- [WRITTEN PROBLEM] Drop every picture, then transcribe the remaining data exactly.
---------------
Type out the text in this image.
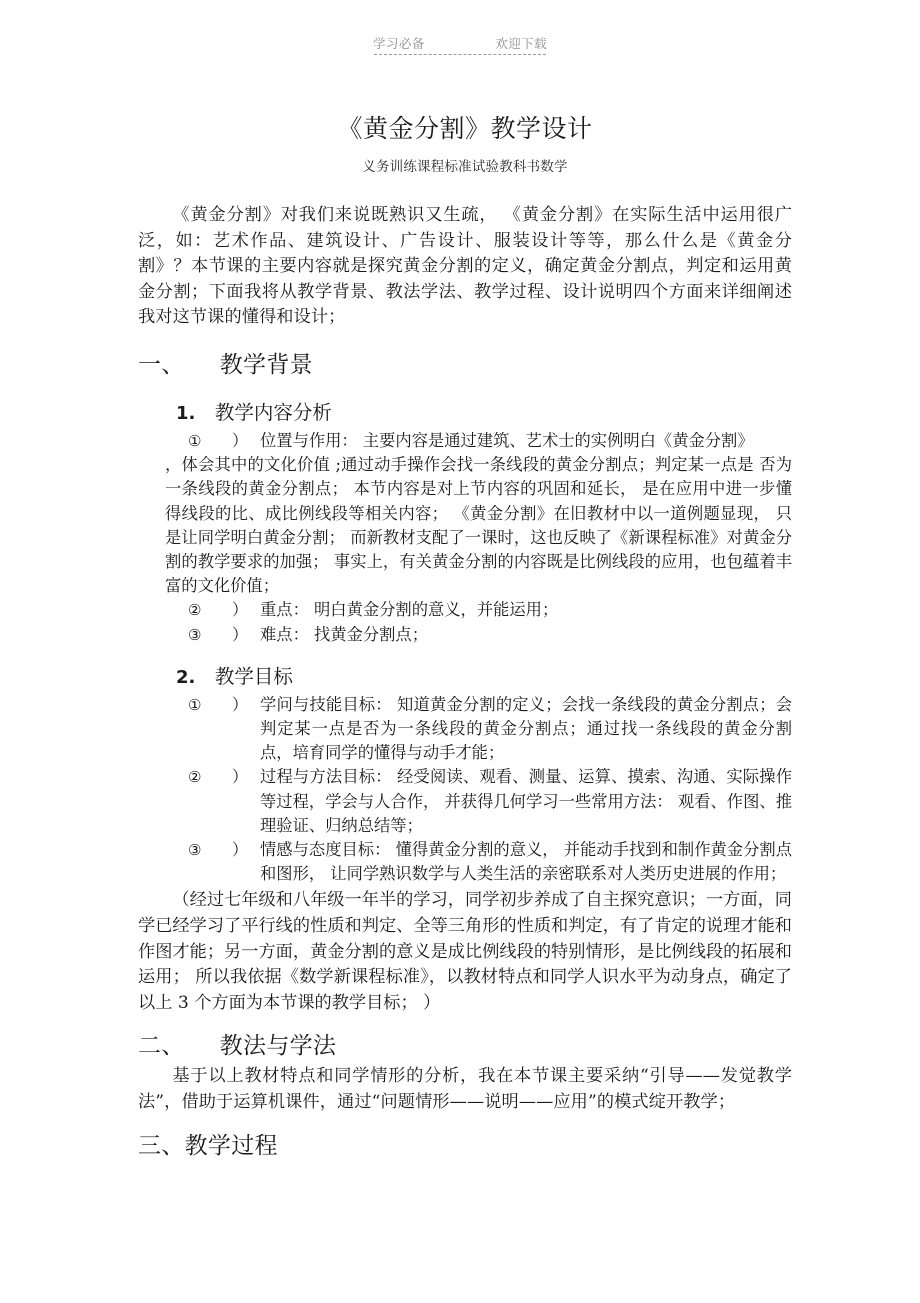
学习必备	欢迎下载
《黄金分割》教学设计
义务训练课程标准试验教科书数学

《黄金分割》对我们来说既熟识又生疏， 《黄金分割》在实际生活中运用很广泛，如：艺术作品、建筑设计、广告设计、服装设计等等，那么什么是《黄金分割》？本节课的主要内容就是探究黄金分割的定义，确定黄金分割点，判定和运用黄金分割；下面我将从教学背景、教法学法、教学过程、设计说明四个方面来详细阐述我对这节课的懂得和设计；

一、　　 教学背景
1.　 教学内容分析
① ） 位置与作用： 主要内容是通过建筑、艺术士的实例明白《黄金分割》

，体会其中的文化价值 ;通过动手操作会找一条线段的黄金分割点；判定某一点是 否为一条线段的黄金分割点； 本节内容是对上节内容的巩固和延长， 是在应用中进一步懂得线段的比、成比例线段等相关内容； 《黄金分割》在旧教材中以一道例题显现， 只是让同学明白黄金分割； 而新教材支配了一课时，这也反映了《新课程标准》对黄金分割的教学要求的加强； 事实上，有关黄金分割的内容既是比例线段的应用，也包蕴着丰富的文化价值；

② ） 重点： 明白黄金分割的意义，并能运用；
③ ） 难点： 找黄金分割点；
2.　 教学目标
① ） 学问与技能目标： 知道黄金分割的定义；会找一条线段的黄金分割点；会判定某一点是否为一条线段的黄金分割点；通过找一条线段的黄金分割点，培育同学的懂得与动手才能；
② ） 过程与方法目标： 经受阅读、观看、测量、运算、摸索、沟通、实际操作等过程，学会与人合作， 并获得几何学习一些常用方法： 观看、作图、推理验证、归纳总结等；
③ ） 情感与态度目标： 懂得黄金分割的意义， 并能动手找到和制作黄金分割点和图形， 让同学熟识数学与人类生活的亲密联系对人类历史进展的作用；

（经过七年级和八年级一年半的学习，同学初步养成了自主探究意识；一方面，同学已经学习了平行线的性质和判定、全等三角形的性质和判定，有了肯定的说理才能和作图才能；另一方面，黄金分割的意义是成比例线段的特别情形，是比例线段的拓展和运用； 所以我依据《数学新课程标准》，以教材特点和同学人识水平为动身点，确定了以上 3 个方面为本节课的教学目标； ）

二、　　 教法与学法

基于以上教材特点和同学情形的分析，我在本节课主要采纳“引导——发觉教学法”，借助于运算机课件，通过“问题情形——说明——应用”的模式绽开教学；

三、教学过程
---------------
- [RESPONSE BELOW]
Type out the text in this image.
学习必备	欢迎下载
《黄金分割》教学设计
义务训练课程标准试验教科书数学

《黄金分割》对我们来说既熟识又生疏， 《黄金分割》在实际生活中运用很广泛，如：艺术作品、建筑设计、广告设计、服装设计等等，那么什么是《黄金分割》？本节课的主要内容就是探究黄金分割的定义，确定黄金分割点，判定和运用黄金分割；下面我将从教学背景、教法学法、教学过程、设计说明四个方面来详细阐述我对这节课的懂得和设计；

一、　　 教学背景
1.　 教学内容分析
① ） 位置与作用： 主要内容是通过建筑、艺术士的实例明白《黄金分割》

，体会其中的文化价值 ;通过动手操作会找一条线段的黄金分割点；判定某一点是 否为一条线段的黄金分割点； 本节内容是对上节内容的巩固和延长， 是在应用中进一步懂得线段的比、成比例线段等相关内容； 《黄金分割》在旧教材中以一道例题显现， 只是让同学明白黄金分割； 而新教材支配了一课时，这也反映了《新课程标准》对黄金分割的教学要求的加强； 事实上，有关黄金分割的内容既是比例线段的应用，也包蕴着丰富的文化价值；

② ） 重点： 明白黄金分割的意义，并能运用；
③ ） 难点： 找黄金分割点；
2.　 教学目标
① ） 学问与技能目标： 知道黄金分割的定义；会找一条线段的黄金分割点；会判定某一点是否为一条线段的黄金分割点；通过找一条线段的黄金分割点，培育同学的懂得与动手才能；
② ） 过程与方法目标： 经受阅读、观看、测量、运算、摸索、沟通、实际操作等过程，学会与人合作， 并获得几何学习一些常用方法： 观看、作图、推理验证、归纳总结等；
③ ） 情感与态度目标： 懂得黄金分割的意义， 并能动手找到和制作黄金分割点和图形， 让同学熟识数学与人类生活的亲密联系对人类历史进展的作用；

（经过七年级和八年级一年半的学习，同学初步养成了自主探究意识；一方面，同学已经学习了平行线的性质和判定、全等三角形的性质和判定，有了肯定的说理才能和作图才能；另一方面，黄金分割的意义是成比例线段的特别情形，是比例线段的拓展和运用； 所以我依据《数学新课程标准》，以教材特点和同学人识水平为动身点，确定了以上 3 个方面为本节课的教学目标； ）

二、　　 教法与学法

基于以上教材特点和同学情形的分析，我在本节课主要采纳“引导——发觉教学法”，借助于运算机课件，通过“问题情形——说明——应用”的模式绽开教学；

三、教学过程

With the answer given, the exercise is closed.